● Material to process:
········

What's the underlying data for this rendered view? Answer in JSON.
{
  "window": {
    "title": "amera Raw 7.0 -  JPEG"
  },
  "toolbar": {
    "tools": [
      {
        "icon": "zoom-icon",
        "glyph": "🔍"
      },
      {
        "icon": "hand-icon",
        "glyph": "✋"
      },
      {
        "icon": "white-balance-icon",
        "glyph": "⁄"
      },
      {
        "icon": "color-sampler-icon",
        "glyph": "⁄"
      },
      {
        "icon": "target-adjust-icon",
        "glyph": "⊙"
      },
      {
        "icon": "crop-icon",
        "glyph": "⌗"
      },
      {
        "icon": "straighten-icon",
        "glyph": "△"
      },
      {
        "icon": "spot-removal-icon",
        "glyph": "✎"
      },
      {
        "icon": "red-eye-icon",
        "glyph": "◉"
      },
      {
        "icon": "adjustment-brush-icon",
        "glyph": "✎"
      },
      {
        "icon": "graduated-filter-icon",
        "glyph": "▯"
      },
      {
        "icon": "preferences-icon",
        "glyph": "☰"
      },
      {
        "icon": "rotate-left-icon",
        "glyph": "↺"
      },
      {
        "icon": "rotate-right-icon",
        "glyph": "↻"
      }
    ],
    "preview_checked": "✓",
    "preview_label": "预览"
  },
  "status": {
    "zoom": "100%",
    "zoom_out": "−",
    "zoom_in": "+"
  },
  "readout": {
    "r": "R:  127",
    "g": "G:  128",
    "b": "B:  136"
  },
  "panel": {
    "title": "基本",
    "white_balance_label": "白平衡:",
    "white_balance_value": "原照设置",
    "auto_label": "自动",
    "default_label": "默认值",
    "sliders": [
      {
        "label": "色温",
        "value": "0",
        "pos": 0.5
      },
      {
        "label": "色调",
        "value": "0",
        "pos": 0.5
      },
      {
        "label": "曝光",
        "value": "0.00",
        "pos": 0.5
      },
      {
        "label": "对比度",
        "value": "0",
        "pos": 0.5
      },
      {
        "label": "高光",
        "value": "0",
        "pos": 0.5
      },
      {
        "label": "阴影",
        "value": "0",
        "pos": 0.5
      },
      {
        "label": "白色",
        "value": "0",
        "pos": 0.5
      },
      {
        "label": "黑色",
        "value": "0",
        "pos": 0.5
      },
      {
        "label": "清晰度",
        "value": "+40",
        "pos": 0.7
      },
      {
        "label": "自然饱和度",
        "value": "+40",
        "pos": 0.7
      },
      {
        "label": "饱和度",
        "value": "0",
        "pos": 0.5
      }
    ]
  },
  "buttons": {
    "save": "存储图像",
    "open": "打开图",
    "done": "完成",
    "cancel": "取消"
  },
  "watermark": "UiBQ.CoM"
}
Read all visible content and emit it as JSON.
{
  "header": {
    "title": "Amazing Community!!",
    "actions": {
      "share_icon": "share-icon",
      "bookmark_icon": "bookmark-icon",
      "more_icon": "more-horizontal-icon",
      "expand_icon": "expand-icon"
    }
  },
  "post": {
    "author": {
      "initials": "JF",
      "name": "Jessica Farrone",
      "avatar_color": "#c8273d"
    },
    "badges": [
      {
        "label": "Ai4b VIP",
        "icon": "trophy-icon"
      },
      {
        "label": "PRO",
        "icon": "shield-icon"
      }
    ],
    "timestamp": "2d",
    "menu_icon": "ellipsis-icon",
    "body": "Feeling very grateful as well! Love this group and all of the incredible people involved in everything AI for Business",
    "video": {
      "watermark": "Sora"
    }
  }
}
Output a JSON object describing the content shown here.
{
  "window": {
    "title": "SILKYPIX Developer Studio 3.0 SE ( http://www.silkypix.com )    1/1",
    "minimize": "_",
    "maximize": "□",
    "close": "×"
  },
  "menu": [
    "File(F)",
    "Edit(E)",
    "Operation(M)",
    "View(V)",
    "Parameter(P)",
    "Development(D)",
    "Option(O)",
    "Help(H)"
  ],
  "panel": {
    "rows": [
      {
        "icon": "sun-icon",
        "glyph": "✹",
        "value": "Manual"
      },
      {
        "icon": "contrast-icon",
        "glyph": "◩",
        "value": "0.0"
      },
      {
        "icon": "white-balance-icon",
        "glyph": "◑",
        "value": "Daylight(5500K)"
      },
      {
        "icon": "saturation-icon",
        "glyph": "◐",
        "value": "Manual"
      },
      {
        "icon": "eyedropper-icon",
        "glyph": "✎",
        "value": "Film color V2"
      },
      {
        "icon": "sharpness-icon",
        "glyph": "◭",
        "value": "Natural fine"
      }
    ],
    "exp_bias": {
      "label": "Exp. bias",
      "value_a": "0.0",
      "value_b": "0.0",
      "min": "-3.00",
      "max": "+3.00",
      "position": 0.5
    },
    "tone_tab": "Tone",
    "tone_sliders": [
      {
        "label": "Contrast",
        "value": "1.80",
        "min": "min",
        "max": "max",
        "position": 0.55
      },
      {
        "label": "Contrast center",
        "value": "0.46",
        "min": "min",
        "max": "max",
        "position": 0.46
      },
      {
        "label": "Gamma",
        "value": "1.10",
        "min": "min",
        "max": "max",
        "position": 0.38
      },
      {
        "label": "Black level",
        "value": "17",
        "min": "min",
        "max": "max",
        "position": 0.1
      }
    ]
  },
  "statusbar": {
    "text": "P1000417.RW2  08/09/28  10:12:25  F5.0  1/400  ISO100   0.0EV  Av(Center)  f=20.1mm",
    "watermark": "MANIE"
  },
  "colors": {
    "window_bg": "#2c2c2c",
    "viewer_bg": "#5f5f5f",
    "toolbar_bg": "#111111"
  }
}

········

● Problem to solve: From the data above, copy each line that holds "JSON".

● Reply to the task:
What's the underlying data for this rendered view? Answer in JSON.
Read all visible content and emit it as JSON.
Output a JSON object describing the content shown here.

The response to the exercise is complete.